[Entries with figure data]
start

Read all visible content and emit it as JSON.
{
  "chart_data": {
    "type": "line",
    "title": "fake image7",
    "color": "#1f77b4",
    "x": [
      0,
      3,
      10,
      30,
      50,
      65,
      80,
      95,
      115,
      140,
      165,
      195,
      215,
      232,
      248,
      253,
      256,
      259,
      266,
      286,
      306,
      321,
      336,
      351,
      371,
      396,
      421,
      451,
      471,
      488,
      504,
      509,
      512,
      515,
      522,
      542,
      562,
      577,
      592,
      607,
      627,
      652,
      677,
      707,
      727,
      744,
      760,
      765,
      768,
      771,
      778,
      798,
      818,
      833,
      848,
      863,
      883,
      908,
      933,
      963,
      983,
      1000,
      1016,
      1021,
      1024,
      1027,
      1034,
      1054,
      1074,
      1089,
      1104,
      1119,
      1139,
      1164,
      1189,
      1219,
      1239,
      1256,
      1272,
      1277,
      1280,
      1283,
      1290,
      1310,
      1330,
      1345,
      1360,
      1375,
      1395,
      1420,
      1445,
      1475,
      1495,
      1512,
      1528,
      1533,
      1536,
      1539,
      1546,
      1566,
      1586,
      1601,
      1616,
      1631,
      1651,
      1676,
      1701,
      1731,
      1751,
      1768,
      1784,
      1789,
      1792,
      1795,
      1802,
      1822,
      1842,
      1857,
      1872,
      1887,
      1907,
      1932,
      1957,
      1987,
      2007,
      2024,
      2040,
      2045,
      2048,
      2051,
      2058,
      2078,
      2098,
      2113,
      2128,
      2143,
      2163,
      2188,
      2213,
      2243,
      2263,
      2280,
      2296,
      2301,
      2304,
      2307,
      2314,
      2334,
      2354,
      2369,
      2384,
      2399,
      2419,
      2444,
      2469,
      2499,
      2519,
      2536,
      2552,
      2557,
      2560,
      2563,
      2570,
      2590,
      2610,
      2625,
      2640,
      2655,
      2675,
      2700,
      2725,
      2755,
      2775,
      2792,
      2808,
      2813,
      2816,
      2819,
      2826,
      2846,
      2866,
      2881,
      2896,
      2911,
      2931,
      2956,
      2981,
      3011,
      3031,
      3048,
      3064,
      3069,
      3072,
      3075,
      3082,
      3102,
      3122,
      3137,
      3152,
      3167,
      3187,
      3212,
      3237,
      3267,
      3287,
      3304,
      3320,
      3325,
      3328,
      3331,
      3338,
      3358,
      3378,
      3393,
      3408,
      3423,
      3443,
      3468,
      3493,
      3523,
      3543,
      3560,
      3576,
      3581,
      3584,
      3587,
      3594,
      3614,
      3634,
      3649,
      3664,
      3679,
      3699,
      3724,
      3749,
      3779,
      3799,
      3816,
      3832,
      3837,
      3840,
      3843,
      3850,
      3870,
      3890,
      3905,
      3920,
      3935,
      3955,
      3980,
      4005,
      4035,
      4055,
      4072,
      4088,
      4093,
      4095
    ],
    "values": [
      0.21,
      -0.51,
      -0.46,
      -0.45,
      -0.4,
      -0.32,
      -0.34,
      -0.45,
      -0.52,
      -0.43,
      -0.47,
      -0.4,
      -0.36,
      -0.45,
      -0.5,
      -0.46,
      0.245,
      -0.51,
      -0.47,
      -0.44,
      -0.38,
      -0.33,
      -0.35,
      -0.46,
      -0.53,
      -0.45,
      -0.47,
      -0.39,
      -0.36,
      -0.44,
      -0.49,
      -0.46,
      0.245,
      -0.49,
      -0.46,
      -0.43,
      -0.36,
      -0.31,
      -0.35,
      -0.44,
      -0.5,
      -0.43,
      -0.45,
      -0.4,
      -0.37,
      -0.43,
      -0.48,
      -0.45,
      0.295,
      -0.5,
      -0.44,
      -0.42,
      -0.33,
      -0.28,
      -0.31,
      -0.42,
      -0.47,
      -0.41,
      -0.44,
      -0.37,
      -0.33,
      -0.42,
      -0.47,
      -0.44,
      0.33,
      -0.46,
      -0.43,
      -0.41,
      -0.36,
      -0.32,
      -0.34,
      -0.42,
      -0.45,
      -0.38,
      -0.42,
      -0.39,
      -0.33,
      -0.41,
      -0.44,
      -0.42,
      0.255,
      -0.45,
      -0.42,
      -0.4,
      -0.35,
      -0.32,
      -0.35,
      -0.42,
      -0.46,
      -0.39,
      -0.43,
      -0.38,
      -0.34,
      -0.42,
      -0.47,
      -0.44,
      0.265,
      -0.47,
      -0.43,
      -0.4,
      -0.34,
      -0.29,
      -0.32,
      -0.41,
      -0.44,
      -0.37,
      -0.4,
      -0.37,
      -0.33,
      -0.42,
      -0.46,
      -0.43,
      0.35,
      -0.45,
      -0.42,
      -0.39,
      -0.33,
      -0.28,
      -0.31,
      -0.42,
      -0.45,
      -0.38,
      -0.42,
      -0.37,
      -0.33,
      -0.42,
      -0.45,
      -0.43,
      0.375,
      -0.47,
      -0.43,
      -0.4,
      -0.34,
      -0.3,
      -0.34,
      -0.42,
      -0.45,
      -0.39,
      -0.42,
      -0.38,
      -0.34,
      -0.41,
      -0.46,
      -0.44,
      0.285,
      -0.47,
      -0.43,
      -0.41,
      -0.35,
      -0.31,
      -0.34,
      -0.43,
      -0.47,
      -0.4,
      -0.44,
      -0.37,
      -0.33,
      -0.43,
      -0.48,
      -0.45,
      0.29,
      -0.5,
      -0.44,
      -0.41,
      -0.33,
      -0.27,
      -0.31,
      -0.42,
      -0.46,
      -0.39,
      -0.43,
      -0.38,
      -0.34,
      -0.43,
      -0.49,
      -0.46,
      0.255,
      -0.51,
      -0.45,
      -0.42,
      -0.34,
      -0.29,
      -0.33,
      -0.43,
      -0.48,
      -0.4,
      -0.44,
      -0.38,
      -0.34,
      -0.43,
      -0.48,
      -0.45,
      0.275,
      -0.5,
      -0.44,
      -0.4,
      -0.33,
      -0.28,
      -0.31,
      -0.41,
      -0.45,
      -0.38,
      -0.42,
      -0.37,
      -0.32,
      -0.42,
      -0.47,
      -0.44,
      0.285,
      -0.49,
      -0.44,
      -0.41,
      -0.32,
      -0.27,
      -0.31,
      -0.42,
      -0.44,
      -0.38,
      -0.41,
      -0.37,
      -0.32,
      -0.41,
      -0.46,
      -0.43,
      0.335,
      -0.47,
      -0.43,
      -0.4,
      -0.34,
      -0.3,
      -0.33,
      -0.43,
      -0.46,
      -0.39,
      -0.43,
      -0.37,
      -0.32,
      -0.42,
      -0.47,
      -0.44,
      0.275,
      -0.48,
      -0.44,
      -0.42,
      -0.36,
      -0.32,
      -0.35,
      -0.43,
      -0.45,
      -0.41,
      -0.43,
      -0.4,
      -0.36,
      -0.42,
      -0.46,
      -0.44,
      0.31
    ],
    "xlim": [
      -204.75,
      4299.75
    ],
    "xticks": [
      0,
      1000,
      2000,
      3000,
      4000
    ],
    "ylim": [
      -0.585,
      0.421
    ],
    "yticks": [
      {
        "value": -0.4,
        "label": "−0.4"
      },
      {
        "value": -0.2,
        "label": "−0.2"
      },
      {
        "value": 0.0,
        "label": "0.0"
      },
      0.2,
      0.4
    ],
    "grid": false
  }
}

end

#### WHAT THIS TASK INVOLVES:
Copy out each line exactly.

#### SOLVED PROBLEM:
Read all visible content and emit it as JSON.
{
  "chart_data": {
    "type": "line",
    "title": "fake image7",
    "color": "#1f77b4",
    "x": [
      0,
      3,
      10,
      30,
      50,
      65,
      80,
      95,
      115,
      140,
      165,
      195,
      215,
      232,
      248,
      253,
      256,
      259,
      266,
      286,
      306,
      321,
      336,
      351,
      371,
      396,
      421,
      451,
      471,
      488,
      504,
      509,
      512,
      515,
      522,
      542,
      562,
      577,
      592,
      607,
      627,
      652,
      677,
      707,
      727,
      744,
      760,
      765,
      768,
      771,
      778,
      798,
      818,
      833,
      848,
      863,
      883,
      908,
      933,
      963,
      983,
      1000,
      1016,
      1021,
      1024,
      1027,
      1034,
      1054,
      1074,
      1089,
      1104,
      1119,
      1139,
      1164,
      1189,
      1219,
      1239,
      1256,
      1272,
      1277,
      1280,
      1283,
      1290,
      1310,
      1330,
      1345,
      1360,
      1375,
      1395,
      1420,
      1445,
      1475,
      1495,
      1512,
      1528,
      1533,
      1536,
      1539,
      1546,
      1566,
      1586,
      1601,
      1616,
      1631,
      1651,
      1676,
      1701,
      1731,
      1751,
      1768,
      1784,
      1789,
      1792,
      1795,
      1802,
      1822,
      1842,
      1857,
      1872,
      1887,
      1907,
      1932,
      1957,
      1987,
      2007,
      2024,
      2040,
      2045,
      2048,
      2051,
      2058,
      2078,
      2098,
      2113,
      2128,
      2143,
      2163,
      2188,
      2213,
      2243,
      2263,
      2280,
      2296,
      2301,
      2304,
      2307,
      2314,
      2334,
      2354,
      2369,
      2384,
      2399,
      2419,
      2444,
      2469,
      2499,
      2519,
      2536,
      2552,
      2557,
      2560,
      2563,
      2570,
      2590,
      2610,
      2625,
      2640,
      2655,
      2675,
      2700,
      2725,
      2755,
      2775,
      2792,
      2808,
      2813,
      2816,
      2819,
      2826,
      2846,
      2866,
      2881,
      2896,
      2911,
      2931,
      2956,
      2981,
      3011,
      3031,
      3048,
      3064,
      3069,
      3072,
      3075,
      3082,
      3102,
      3122,
      3137,
      3152,
      3167,
      3187,
      3212,
      3237,
      3267,
      3287,
      3304,
      3320,
      3325,
      3328,
      3331,
      3338,
      3358,
      3378,
      3393,
      3408,
      3423,
      3443,
      3468,
      3493,
      3523,
      3543,
      3560,
      3576,
      3581,
      3584,
      3587,
      3594,
      3614,
      3634,
      3649,
      3664,
      3679,
      3699,
      3724,
      3749,
      3779,
      3799,
      3816,
      3832,
      3837,
      3840,
      3843,
      3850,
      3870,
      3890,
      3905,
      3920,
      3935,
      3955,
      3980,
      4005,
      4035,
      4055,
      4072,
      4088,
      4093,
      4095
    ],
    "values": [
      0.21,
      -0.51,
      -0.46,
      -0.45,
      -0.4,
      -0.32,
      -0.34,
      -0.45,
      -0.52,
      -0.43,
      -0.47,
      -0.4,
      -0.36,
      -0.45,
      -0.5,
      -0.46,
      0.245,
      -0.51,
      -0.47,
      -0.44,
      -0.38,
      -0.33,
      -0.35,
      -0.46,
      -0.53,
      -0.45,
      -0.47,
      -0.39,
      -0.36,
      -0.44,
      -0.49,
      -0.46,
      0.245,
      -0.49,
      -0.46,
      -0.43,
      -0.36,
      -0.31,
      -0.35,
      -0.44,
      -0.5,
      -0.43,
      -0.45,
      -0.4,
      -0.37,
      -0.43,
      -0.48,
      -0.45,
      0.295,
      -0.5,
      -0.44,
      -0.42,
      -0.33,
      -0.28,
      -0.31,
      -0.42,
      -0.47,
      -0.41,
      -0.44,
      -0.37,
      -0.33,
      -0.42,
      -0.47,
      -0.44,
      0.33,
      -0.46,
      -0.43,
      -0.41,
      -0.36,
      -0.32,
      -0.34,
      -0.42,
      -0.45,
      -0.38,
      -0.42,
      -0.39,
      -0.33,
      -0.41,
      -0.44,
      -0.42,
      0.255,
      -0.45,
      -0.42,
      -0.4,
      -0.35,
      -0.32,
      -0.35,
      -0.42,
      -0.46,
      -0.39,
      -0.43,
      -0.38,
      -0.34,
      -0.42,
      -0.47,
      -0.44,
      0.265,
      -0.47,
      -0.43,
      -0.4,
      -0.34,
      -0.29,
      -0.32,
      -0.41,
      -0.44,
      -0.37,
      -0.4,
      -0.37,
      -0.33,
      -0.42,
      -0.46,
      -0.43,
      0.35,
      -0.45,
      -0.42,
      -0.39,
      -0.33,
      -0.28,
      -0.31,
      -0.42,
      -0.45,
      -0.38,
      -0.42,
      -0.37,
      -0.33,
      -0.42,
      -0.45,
      -0.43,
      0.375,
      -0.47,
      -0.43,
      -0.4,
      -0.34,
      -0.3,
      -0.34,
      -0.42,
      -0.45,
      -0.39,
      -0.42,
      -0.38,
      -0.34,
      -0.41,
      -0.46,
      -0.44,
      0.285,
      -0.47,
      -0.43,
      -0.41,
      -0.35,
      -0.31,
      -0.34,
      -0.43,
      -0.47,
      -0.4,
      -0.44,
      -0.37,
      -0.33,
      -0.43,
      -0.48,
      -0.45,
      0.29,
      -0.5,
      -0.44,
      -0.41,
      -0.33,
      -0.27,
      -0.31,
      -0.42,
      -0.46,
      -0.39,
      -0.43,
      -0.38,
      -0.34,
      -0.43,
      -0.49,
      -0.46,
      0.255,
      -0.51,
      -0.45,
      -0.42,
      -0.34,
      -0.29,
      -0.33,
      -0.43,
      -0.48,
      -0.4,
      -0.44,
      -0.38,
      -0.34,
      -0.43,
      -0.48,
      -0.45,
      0.275,
      -0.5,
      -0.44,
      -0.4,
      -0.33,
      -0.28,
      -0.31,
      -0.41,
      -0.45,
      -0.38,
      -0.42,
      -0.37,
      -0.32,
      -0.42,
      -0.47,
      -0.44,
      0.285,
      -0.49,
      -0.44,
      -0.41,
      -0.32,
      -0.27,
      -0.31,
      -0.42,
      -0.44,
      -0.38,
      -0.41,
      -0.37,
      -0.32,
      -0.41,
      -0.46,
      -0.43,
      0.335,
      -0.47,
      -0.43,
      -0.4,
      -0.34,
      -0.3,
      -0.33,
      -0.43,
      -0.46,
      -0.39,
      -0.43,
      -0.37,
      -0.32,
      -0.42,
      -0.47,
      -0.44,
      0.275,
      -0.48,
      -0.44,
      -0.42,
      -0.36,
      -0.32,
      -0.35,
      -0.43,
      -0.45,
      -0.41,
      -0.43,
      -0.4,
      -0.36,
      -0.42,
      -0.46,
      -0.44,
      0.31
    ],
    "xlim": [
      -204.75,
      4299.75
    ],
    "xticks": [
      0,
      1000,
      2000,
      3000,
      4000
    ],
    "ylim": [
      -0.585,
      0.421
    ],
    "yticks": [
      {
        "value": -0.4,
        "label": "−0.4"
      },
      {
        "value": -0.2,
        "label": "−0.2"
      },
      {
        "value": 0.0,
        "label": "0.0"
      },
      0.2,
      0.4
    ],
    "grid": false
  }
}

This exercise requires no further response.